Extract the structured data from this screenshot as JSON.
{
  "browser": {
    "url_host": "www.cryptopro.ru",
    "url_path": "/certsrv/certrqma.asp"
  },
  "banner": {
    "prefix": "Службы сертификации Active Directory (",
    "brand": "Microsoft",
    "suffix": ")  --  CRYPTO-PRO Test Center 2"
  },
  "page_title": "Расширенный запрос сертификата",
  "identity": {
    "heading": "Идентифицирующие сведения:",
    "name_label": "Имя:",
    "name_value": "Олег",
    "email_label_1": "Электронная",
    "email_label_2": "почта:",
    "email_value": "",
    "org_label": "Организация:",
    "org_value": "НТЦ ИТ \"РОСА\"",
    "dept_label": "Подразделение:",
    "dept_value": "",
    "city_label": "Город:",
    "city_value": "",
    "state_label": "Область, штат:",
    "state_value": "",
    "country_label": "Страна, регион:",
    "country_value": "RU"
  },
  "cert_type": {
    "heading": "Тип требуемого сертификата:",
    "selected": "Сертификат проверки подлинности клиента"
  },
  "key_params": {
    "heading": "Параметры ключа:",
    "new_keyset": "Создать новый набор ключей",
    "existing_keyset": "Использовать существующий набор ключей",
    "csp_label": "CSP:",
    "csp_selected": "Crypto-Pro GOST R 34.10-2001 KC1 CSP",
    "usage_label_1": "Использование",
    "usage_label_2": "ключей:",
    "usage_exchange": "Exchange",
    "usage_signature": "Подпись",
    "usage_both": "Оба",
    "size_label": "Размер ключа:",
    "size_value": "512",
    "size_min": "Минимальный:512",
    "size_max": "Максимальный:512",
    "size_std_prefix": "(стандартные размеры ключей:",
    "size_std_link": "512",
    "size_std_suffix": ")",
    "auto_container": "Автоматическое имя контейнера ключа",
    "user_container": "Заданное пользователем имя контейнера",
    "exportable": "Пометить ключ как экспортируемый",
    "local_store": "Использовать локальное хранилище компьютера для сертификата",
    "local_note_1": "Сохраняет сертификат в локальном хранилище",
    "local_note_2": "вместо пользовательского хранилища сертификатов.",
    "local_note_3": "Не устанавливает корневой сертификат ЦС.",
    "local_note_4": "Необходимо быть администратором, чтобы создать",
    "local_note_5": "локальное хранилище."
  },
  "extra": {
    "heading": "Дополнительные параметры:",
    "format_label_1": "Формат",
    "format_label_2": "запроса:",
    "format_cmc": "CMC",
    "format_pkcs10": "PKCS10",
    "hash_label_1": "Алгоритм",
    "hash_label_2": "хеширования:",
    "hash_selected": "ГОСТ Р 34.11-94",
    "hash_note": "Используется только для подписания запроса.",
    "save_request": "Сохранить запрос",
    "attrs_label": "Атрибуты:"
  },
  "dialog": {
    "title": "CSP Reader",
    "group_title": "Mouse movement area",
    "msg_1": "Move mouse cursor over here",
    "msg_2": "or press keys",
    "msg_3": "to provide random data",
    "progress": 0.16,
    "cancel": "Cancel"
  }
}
────────────────────
- **Goal**: Tell how many lines in the material contain the word "локальное". Only the number is wanted.

- **Output**: 2